What is asked = Please copy every line of the records below that holds the word "scanning".

[Saved data entries]
····················

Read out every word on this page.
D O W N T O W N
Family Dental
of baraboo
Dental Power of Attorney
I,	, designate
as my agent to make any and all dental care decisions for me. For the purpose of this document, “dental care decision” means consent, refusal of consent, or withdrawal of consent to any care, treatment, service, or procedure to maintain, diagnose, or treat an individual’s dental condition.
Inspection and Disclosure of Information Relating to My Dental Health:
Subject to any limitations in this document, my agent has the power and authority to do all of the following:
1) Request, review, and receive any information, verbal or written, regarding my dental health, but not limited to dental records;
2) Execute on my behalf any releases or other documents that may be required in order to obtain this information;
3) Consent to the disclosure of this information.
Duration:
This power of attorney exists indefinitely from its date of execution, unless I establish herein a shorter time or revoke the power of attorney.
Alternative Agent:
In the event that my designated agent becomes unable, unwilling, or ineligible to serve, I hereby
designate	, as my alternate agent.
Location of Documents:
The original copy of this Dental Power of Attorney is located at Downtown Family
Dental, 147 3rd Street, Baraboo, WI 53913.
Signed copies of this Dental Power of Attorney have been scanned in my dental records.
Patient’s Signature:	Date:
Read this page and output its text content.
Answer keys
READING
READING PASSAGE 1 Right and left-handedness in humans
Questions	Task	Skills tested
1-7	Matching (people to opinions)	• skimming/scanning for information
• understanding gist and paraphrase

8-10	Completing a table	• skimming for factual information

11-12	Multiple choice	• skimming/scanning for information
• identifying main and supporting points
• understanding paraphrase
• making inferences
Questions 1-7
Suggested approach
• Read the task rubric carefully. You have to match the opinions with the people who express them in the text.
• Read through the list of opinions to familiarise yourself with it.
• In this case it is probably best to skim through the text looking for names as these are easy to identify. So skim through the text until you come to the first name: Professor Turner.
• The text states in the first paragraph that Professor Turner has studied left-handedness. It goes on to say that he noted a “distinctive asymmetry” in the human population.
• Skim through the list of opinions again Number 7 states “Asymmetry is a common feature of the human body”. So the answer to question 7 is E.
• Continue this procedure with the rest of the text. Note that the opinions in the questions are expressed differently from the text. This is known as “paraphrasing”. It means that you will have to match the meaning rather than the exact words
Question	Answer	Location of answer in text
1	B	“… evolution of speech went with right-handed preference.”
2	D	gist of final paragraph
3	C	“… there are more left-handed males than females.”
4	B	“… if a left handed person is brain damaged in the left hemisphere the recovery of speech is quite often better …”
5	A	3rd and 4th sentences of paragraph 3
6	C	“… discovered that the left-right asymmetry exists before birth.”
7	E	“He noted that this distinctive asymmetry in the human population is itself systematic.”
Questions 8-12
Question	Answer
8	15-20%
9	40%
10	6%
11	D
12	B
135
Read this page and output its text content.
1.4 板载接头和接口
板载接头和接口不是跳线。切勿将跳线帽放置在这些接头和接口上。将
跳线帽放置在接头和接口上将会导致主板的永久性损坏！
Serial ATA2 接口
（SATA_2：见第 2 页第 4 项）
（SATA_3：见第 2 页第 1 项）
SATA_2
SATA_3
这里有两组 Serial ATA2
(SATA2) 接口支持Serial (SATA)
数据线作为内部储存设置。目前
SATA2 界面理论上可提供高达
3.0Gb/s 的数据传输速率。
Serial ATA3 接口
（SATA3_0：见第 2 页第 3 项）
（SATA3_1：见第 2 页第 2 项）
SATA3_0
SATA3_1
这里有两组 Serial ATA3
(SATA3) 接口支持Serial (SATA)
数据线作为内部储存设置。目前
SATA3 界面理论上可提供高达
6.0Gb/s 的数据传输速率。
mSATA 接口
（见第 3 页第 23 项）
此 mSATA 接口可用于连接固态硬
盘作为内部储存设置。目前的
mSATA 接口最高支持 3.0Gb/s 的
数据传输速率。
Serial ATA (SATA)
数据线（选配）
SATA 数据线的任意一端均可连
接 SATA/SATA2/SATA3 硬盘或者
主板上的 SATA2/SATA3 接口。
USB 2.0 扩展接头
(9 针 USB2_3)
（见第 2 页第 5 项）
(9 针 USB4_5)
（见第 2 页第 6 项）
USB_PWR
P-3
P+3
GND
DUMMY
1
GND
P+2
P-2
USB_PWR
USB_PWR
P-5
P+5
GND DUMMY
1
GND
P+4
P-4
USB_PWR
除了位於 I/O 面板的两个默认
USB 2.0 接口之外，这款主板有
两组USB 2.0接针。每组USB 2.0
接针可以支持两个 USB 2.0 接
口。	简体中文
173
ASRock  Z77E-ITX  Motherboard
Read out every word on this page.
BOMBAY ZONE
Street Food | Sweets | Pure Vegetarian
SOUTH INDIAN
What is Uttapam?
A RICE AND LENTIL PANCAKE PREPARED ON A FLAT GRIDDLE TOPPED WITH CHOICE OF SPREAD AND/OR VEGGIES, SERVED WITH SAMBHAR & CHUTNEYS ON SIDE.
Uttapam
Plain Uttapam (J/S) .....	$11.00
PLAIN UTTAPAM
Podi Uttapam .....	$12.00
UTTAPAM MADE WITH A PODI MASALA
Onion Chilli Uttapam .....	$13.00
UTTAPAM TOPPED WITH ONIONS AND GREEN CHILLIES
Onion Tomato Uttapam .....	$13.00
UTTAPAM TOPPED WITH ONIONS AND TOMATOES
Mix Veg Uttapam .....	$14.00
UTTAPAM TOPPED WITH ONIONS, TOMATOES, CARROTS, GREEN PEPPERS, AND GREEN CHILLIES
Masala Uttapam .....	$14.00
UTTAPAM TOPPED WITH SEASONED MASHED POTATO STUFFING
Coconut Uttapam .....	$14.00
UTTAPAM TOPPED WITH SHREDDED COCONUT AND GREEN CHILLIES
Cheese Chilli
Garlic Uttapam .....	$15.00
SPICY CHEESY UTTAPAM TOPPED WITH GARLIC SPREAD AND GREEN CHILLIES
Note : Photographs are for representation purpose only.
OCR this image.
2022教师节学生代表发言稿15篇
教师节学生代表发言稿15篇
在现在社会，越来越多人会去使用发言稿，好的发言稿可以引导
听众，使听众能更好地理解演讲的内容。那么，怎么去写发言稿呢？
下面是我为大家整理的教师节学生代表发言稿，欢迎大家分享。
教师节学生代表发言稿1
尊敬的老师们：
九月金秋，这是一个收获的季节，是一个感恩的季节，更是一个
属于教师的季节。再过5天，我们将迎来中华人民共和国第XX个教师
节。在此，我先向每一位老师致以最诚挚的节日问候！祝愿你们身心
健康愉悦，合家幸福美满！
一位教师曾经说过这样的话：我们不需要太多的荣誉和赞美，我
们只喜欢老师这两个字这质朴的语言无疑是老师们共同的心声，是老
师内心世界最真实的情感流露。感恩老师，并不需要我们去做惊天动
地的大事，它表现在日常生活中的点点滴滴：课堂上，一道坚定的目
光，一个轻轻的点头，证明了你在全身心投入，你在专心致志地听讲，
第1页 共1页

····················

Exercise result =
1-7	Matching (people to opinions)	• skimming/scanning for information
11-12	Multiple choice	• skimming/scanning for information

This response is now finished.